Passage shown:
- - -

On Tue, Sep 27, 2016 at 10:15 AM, Terry Schmitt <tschmitt@xxxxxxxxxxxxxxxx> wrote:

 

 

On Sun, Sep 25, 2016 at 7:50 PM, Greg Spiegelberg <gspiegelberg@xxxxxxxxx> wrote:

Hey all,

 

Obviously everyone who's been in PostgreSQL or almost any RDBMS for a time has said not to have millions of tables.  I too have long believed it until recently.

 

AWS d2.8xlarge instance with 9.5 is my test rig using XFS on EBS (io1) for PGDATA.  Over the weekend, I created 8M tables with 16M indexes on those tables.  Table creation initially took 0.018031 secs, average 0.027467 and after tossing out outliers (qty 5) the maximum creation time found was 0.66139 seconds.  Total time 30 hours, 31 minutes and 8.435049 seconds.  Tables were created by a single process.  Do note that table creation is done via plpgsql function as there are other housekeeping tasks necessary though minimal.

 

No system tuning but here is a list of PostgreSQL knobs and switches:

shared_buffers = 2GB

work_mem = 48 MB

max_stack_depth = 4 MB

synchronous_commit = off

effective_cache_size = 200 GB

pg_xlog is on it's own file system

 

There are some still obvious problems.  General DBA functions such as VACUUM and ANALYZE should not be done.  Each will run forever and cause much grief.  Backups are problematic in the traditional pg_dump and PITR space.  Large JOIN's by VIEW, SELECT or via table inheritance (I am abusing it in my test case) are no-no's.  A system or database crash could take potentially hours to days to recover.  There are likely other issues ahead.

- - -

Dataset content:
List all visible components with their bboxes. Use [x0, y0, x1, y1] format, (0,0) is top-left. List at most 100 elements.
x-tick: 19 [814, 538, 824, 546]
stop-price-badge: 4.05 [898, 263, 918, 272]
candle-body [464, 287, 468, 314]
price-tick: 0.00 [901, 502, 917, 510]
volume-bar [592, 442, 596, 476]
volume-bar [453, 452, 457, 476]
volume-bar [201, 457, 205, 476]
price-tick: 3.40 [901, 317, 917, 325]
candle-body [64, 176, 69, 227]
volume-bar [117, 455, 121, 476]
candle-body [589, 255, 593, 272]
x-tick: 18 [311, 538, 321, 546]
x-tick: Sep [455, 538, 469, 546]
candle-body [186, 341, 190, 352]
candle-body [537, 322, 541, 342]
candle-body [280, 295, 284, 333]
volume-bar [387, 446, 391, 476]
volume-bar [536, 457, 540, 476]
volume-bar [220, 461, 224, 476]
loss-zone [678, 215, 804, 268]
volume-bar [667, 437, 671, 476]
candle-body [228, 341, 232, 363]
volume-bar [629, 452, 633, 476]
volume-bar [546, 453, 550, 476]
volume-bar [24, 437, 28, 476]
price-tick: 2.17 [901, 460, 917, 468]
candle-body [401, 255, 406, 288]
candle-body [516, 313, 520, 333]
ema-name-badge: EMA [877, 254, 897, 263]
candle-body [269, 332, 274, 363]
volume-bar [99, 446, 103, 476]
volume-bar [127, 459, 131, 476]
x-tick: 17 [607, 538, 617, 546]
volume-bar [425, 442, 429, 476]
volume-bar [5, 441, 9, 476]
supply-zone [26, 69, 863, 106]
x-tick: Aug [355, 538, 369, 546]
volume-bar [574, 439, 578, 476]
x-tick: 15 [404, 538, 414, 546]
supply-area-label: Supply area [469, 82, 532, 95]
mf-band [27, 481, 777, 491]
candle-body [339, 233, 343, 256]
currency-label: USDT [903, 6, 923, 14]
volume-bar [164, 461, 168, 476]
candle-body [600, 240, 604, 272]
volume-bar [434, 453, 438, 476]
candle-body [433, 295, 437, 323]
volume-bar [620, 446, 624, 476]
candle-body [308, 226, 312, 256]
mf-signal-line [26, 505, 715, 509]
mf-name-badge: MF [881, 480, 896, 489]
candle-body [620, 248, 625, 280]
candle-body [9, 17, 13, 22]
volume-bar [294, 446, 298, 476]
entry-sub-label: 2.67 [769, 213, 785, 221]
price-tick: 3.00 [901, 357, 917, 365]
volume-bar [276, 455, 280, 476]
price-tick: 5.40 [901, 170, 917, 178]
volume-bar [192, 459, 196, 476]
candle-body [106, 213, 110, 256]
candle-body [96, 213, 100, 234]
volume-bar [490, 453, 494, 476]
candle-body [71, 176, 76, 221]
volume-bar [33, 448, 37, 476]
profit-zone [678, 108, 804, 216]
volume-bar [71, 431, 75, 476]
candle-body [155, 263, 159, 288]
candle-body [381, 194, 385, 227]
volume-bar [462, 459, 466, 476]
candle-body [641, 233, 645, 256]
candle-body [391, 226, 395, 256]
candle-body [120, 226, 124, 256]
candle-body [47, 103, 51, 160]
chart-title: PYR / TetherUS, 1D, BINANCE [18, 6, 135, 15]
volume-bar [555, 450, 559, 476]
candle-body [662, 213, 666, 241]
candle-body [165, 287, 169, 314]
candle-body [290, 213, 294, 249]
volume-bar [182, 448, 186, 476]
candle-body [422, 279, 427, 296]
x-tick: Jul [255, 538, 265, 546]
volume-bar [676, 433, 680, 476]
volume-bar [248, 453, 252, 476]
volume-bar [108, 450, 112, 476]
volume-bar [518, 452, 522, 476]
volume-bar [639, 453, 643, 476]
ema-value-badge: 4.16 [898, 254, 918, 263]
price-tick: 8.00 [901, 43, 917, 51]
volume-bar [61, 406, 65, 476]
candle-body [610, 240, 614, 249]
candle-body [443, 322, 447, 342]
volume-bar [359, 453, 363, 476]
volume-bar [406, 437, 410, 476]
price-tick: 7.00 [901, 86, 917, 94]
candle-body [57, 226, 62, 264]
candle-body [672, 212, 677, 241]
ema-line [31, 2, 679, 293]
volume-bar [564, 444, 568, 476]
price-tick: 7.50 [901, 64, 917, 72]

- - -

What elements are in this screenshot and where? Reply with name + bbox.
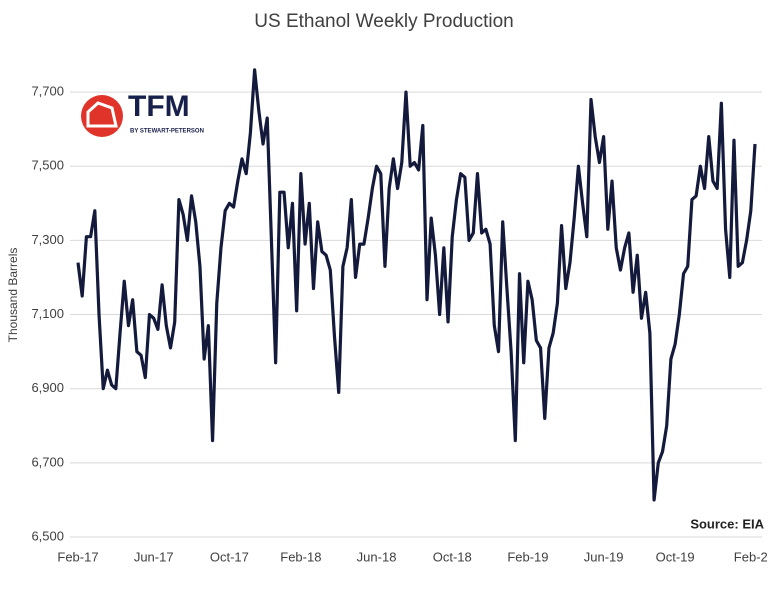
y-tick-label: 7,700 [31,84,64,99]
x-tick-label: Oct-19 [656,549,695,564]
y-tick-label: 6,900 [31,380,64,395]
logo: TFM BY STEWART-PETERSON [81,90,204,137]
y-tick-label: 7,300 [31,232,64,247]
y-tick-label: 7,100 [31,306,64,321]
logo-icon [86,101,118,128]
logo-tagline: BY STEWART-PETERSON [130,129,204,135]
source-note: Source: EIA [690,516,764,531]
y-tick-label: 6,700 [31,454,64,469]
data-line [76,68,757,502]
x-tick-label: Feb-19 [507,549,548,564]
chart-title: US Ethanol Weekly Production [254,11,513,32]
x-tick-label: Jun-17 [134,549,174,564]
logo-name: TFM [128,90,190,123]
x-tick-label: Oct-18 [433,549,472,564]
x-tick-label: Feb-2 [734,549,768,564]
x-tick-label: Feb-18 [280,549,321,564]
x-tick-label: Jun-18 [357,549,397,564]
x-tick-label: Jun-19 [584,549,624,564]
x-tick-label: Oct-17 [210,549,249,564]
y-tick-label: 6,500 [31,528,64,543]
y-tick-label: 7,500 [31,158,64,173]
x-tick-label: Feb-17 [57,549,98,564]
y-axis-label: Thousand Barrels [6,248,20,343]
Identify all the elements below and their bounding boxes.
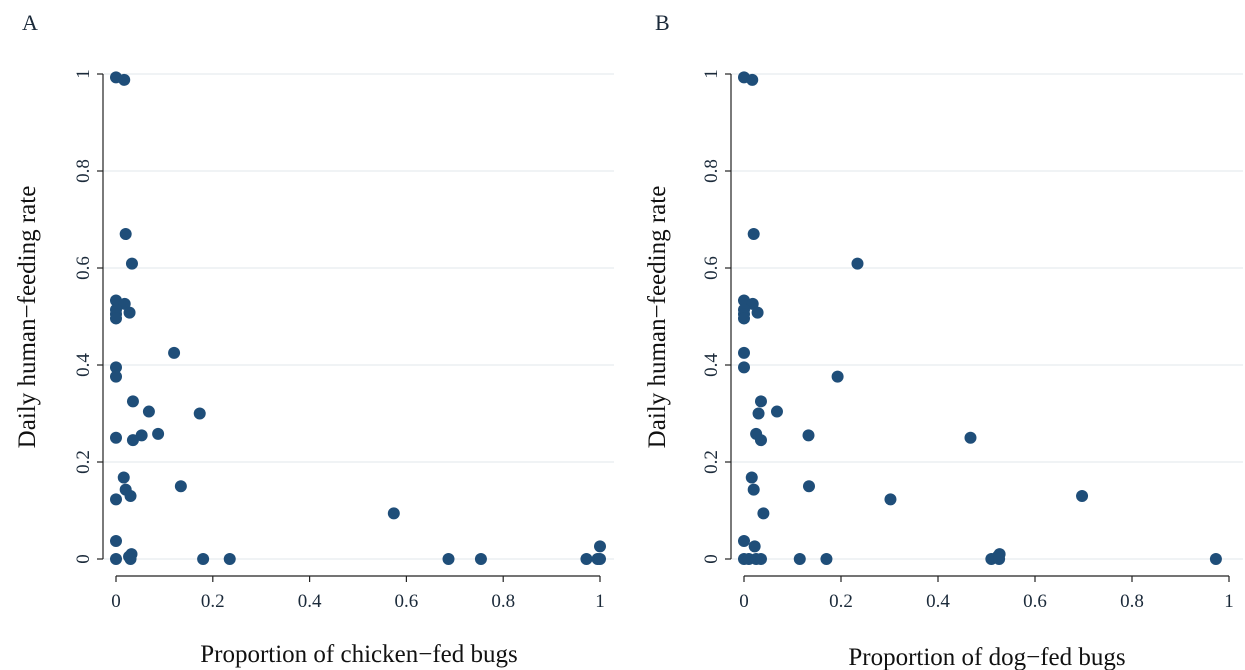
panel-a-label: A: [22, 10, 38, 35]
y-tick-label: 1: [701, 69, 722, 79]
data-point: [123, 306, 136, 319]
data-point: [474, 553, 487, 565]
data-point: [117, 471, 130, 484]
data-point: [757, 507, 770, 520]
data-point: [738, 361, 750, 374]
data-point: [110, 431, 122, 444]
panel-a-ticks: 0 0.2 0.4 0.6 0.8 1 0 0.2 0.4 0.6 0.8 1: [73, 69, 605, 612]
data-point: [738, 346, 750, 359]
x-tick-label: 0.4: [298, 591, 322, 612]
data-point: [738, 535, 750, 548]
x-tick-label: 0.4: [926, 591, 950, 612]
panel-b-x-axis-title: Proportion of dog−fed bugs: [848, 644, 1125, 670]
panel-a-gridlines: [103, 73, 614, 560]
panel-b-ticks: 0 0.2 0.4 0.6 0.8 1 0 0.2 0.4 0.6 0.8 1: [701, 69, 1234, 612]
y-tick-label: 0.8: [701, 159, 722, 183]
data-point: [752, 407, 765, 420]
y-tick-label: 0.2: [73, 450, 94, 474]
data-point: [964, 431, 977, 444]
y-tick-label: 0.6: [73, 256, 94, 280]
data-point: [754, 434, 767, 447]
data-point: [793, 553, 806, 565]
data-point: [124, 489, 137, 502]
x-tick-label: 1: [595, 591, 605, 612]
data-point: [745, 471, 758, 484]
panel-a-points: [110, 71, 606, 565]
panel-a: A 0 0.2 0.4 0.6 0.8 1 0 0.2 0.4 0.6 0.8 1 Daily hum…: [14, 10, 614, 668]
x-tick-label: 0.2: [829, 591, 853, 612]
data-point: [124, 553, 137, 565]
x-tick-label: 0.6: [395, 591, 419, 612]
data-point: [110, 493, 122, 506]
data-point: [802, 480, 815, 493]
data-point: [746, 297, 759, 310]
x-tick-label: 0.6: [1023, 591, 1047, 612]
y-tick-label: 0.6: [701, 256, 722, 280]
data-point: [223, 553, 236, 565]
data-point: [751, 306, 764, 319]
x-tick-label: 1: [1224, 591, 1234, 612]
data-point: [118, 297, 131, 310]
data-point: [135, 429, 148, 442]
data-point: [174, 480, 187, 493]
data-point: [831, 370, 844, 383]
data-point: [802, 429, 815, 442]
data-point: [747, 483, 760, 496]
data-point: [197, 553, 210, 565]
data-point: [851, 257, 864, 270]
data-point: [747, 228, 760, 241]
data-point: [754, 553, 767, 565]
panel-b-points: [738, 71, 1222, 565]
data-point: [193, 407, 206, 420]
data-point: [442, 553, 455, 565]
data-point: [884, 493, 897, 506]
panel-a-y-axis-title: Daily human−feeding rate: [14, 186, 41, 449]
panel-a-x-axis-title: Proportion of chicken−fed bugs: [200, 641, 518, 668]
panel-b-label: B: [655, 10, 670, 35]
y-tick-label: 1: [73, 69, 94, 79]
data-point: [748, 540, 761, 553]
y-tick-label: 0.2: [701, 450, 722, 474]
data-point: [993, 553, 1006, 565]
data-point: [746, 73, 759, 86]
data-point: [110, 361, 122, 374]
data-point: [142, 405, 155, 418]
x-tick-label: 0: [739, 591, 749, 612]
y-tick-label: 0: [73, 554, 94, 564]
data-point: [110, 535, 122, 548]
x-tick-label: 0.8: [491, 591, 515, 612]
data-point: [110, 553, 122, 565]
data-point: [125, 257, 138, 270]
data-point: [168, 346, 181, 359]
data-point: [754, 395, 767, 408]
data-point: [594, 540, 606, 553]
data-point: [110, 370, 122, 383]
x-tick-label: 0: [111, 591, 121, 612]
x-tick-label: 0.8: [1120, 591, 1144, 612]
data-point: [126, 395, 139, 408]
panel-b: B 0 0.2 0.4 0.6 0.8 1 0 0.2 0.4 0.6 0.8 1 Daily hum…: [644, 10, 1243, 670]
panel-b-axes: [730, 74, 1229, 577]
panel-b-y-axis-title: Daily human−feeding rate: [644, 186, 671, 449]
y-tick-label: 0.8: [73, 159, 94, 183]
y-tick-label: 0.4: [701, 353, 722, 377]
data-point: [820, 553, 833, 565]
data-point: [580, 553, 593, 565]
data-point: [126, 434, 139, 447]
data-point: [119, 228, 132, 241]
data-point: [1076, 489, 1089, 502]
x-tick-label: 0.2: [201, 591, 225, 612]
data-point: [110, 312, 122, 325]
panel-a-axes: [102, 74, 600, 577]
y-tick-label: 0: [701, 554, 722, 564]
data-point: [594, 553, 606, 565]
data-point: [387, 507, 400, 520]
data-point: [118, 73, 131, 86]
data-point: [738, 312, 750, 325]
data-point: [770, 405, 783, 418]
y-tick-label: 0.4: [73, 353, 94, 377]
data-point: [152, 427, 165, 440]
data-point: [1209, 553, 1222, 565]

- - -

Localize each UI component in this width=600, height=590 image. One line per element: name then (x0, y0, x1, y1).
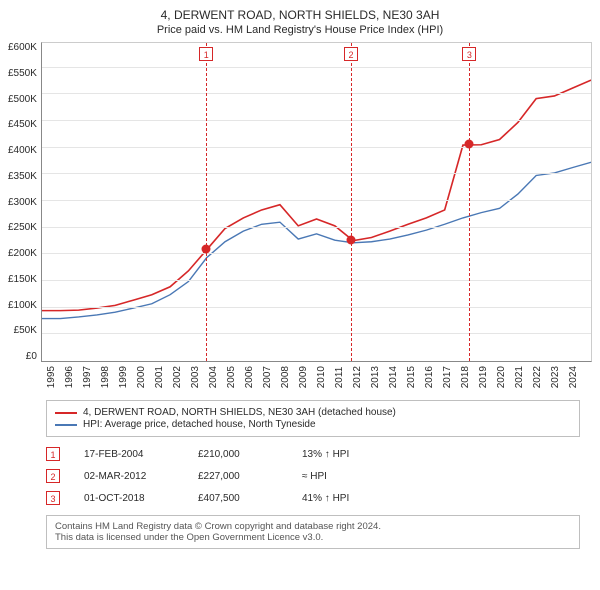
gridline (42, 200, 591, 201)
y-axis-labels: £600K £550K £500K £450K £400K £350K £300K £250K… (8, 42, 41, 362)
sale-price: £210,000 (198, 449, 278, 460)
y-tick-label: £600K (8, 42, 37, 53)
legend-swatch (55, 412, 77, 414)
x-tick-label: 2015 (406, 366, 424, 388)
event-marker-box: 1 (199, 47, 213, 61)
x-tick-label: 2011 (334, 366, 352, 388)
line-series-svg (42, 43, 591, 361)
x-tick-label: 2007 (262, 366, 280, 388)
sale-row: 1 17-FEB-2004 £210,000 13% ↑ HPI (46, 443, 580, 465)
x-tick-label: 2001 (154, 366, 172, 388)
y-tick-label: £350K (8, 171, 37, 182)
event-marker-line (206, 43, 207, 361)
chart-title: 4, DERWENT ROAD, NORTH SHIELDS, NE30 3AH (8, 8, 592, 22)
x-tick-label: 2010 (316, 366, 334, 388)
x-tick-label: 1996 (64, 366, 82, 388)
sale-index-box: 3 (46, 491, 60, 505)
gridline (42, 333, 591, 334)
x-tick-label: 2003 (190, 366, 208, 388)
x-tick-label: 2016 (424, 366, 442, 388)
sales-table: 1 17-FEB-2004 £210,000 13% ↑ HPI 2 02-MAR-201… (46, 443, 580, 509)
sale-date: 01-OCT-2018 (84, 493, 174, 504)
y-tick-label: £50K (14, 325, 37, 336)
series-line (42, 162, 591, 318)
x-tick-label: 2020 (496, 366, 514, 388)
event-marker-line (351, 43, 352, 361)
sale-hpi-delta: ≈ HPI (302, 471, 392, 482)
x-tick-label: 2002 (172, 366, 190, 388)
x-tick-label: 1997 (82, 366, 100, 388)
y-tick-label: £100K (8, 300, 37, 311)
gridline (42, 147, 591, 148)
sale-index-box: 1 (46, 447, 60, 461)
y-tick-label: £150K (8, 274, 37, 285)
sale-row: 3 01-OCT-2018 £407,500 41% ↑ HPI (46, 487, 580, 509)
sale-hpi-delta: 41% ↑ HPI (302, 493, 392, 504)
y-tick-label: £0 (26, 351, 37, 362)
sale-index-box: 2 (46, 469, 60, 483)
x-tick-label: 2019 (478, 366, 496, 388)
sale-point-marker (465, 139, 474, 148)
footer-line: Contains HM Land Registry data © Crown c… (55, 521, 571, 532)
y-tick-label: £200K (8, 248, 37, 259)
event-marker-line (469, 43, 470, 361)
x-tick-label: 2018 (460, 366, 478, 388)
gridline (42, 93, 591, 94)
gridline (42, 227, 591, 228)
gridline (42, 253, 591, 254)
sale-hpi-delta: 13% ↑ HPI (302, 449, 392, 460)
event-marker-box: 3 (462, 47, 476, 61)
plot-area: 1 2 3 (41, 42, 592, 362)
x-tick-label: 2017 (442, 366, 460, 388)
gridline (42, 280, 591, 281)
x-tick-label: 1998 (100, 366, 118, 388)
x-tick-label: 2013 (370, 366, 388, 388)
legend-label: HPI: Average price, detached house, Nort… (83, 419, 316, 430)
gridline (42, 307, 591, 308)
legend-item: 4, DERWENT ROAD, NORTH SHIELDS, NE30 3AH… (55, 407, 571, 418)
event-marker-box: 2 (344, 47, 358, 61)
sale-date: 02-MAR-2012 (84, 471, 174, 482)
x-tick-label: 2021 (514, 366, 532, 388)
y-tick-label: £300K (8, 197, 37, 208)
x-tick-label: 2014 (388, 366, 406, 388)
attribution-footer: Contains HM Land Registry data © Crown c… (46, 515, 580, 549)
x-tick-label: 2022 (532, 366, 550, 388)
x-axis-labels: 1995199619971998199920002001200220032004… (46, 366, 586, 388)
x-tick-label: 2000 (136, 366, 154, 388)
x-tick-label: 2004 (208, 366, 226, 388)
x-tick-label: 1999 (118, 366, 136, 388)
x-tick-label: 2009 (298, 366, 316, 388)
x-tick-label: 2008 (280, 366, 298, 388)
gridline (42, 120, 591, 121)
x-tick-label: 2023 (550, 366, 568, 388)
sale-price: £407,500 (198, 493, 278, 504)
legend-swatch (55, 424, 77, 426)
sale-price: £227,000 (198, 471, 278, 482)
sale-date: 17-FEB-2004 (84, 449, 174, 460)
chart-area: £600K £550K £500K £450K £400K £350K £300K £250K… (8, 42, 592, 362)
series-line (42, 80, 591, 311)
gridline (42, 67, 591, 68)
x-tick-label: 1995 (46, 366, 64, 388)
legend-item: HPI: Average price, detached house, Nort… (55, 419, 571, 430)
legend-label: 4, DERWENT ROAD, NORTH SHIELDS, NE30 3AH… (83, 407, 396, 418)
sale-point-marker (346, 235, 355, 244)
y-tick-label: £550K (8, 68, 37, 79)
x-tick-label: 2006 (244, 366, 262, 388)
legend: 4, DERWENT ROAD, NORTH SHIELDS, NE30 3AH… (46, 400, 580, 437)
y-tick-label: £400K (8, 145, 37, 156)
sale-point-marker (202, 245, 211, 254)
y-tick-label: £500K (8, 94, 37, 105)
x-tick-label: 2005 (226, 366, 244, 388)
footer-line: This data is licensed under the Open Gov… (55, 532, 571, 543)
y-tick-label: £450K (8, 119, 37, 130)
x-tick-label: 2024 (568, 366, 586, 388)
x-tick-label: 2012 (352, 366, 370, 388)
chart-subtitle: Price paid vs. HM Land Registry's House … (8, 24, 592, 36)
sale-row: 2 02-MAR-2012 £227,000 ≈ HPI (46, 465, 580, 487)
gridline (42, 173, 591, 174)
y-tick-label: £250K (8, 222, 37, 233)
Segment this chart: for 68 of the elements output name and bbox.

- - -

What is being asked: According to the email about creating millions of tables, why were the tables created through a plpgsql function? Answer in one to three sentences. The records were taken from a different source than the email.

Written answer: The tables were created through a plpgsql function because other housekeeping tasks had to be done along with table creation. Those tasks were minimal.